Your objective:
Look through the material and copy each line holding "data".
START
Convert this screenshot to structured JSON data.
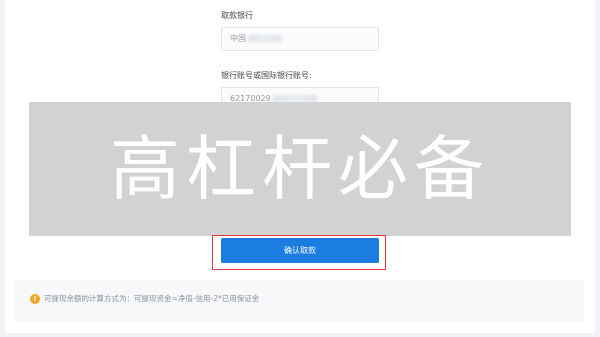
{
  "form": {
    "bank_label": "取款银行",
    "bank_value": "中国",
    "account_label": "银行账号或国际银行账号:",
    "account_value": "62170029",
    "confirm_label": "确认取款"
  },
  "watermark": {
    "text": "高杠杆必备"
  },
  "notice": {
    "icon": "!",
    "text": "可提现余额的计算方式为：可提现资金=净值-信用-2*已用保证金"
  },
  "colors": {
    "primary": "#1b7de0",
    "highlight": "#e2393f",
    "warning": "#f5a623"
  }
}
END
START
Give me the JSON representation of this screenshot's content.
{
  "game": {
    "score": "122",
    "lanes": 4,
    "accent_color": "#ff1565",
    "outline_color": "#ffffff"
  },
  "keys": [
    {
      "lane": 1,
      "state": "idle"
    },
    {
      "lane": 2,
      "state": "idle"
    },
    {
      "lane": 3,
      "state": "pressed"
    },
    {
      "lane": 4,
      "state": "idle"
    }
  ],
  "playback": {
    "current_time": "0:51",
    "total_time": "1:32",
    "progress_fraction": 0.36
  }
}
END
START
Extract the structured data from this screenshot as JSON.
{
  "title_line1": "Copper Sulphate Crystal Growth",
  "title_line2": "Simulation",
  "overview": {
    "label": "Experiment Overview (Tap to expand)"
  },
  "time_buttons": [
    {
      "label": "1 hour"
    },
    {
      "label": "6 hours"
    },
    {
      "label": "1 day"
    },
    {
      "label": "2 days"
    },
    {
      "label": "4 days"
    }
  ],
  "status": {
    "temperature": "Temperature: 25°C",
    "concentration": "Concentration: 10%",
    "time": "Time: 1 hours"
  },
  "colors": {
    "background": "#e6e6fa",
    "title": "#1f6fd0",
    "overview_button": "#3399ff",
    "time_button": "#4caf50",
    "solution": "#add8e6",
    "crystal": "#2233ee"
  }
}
END
Task output:
Convert this screenshot to structured JSON data.
Extract the structured data from this screenshot as JSON.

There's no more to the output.